### Goal
Every line containing the word "找坡正确" needs to be found and copied.

### Entries
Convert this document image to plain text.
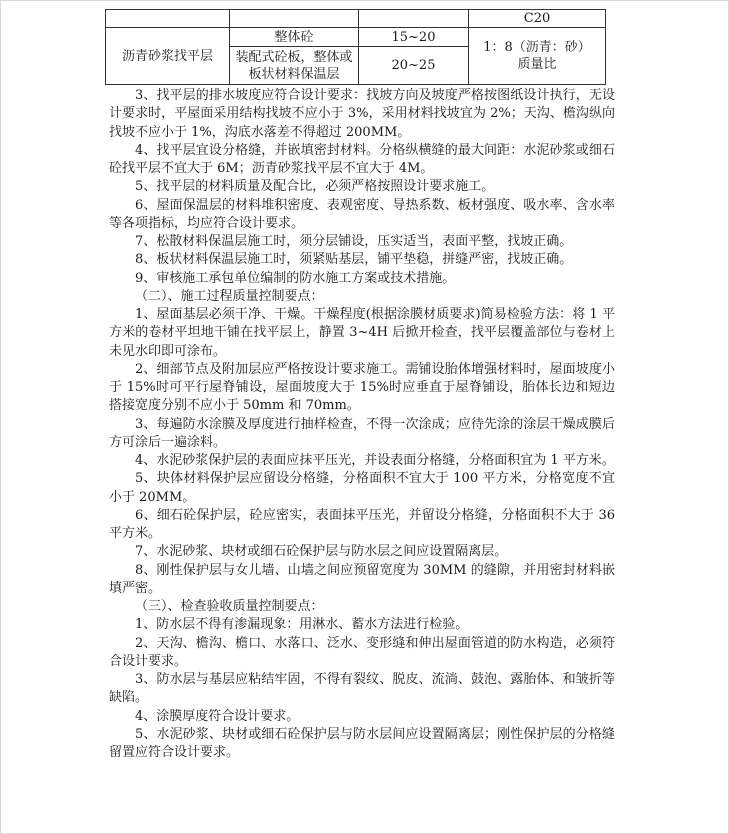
			C20
沥青砂浆找平层	整体砼	15~20	1：8（沥青：砂）质量比
	装配式砼板，整体或板状材料保温层	20~25	

3、找平层的排水坡度应符合设计要求：找坡方向及坡度严格按图纸设计执行，无设计要求时，平屋面采用结构找坡不应小于 3%，采用材料找坡宜为 2%；天沟、檐沟纵向找坡不应小于 1%，沟底水落差不得超过 200MM。

4、找平层宜设分格缝，并嵌填密封材料。分格纵横缝的最大间距：水泥砂浆或细石砼找平层不宜大于 6M；沥青砂浆找平层不宜大于 4M。

5、找平层的材料质量及配合比，必须严格按照设计要求施工。

6、屋面保温层的材料堆积密度、表观密度、导热系数、板材强度、吸水率、含水率等各项指标，均应符合设计要求。

7、松散材料保温层施工时，须分层铺设，压实适当，表面平整，找坡正确。

8、板状材料保温层施工时，须紧贴基层，铺平垫稳，拼缝严密，找坡正确。

9、审核施工承包单位编制的防水施工方案或技术措施。

（二）、施工过程质量控制要点：

1、屋面基层必须干净、干燥。干燥程度(根据涂膜材质要求)简易检验方法：将 1 平方米的卷材平坦地干铺在找平层上，静置 3~4H 后掀开检查，找平层覆盖部位与卷材上未见水印即可涂布。

2、细部节点及附加层应严格按设计要求施工。需铺设胎体增强材料时，屋面坡度小于 15%时可平行屋脊铺设，屋面坡度大于 15%时应垂直于屋脊铺设，胎体长边和短边搭接宽度分别不应小于 50mm 和 70mm。

3、每遍防水涂膜及厚度进行抽样检查，不得一次涂成；应待先涂的涂层干燥成膜后方可涂后一遍涂料。

4、水泥砂浆保护层的表面应抹平压光，并设表面分格缝，分格面积宜为 1 平方米。

5、块体材料保护层应留设分格缝，分格面积不宜大于 100 平方米，分格宽度不宜小于 20MM。

6、细石砼保护层，砼应密实，表面抹平压光，并留设分格缝，分格面积不大于 36 平方米。

7、水泥砂浆、块材或细石砼保护层与防水层之间应设置隔离层。

8、刚性保护层与女儿墙、山墙之间应预留宽度为 30MM 的缝隙，并用密封材料嵌填严密。

（三）、检查验收质量控制要点：

1、防水层不得有渗漏现象：用淋水、蓄水方法进行检验。

2、天沟、檐沟、檐口、水落口、泛水、变形缝和伸出屋面管道的防水构造，必须符合设计要求。

3、防水层与基层应粘结牢固，不得有裂纹、脱皮、流淌、鼓泡、露胎体、和皱折等缺陷。

4、涂膜厚度符合设计要求。

5、水泥砂浆、块材或细石砼保护层与防水层间应设置隔离层；刚性保护层的分格缝留置应符合设计要求。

### Result of the exercise
7、松散材料保温层施工时，须分层铺设，压实适当，表面平整，找坡正确。
8、板状材料保温层施工时，须紧贴基层，铺平垫稳，拼缝严密，找坡正确。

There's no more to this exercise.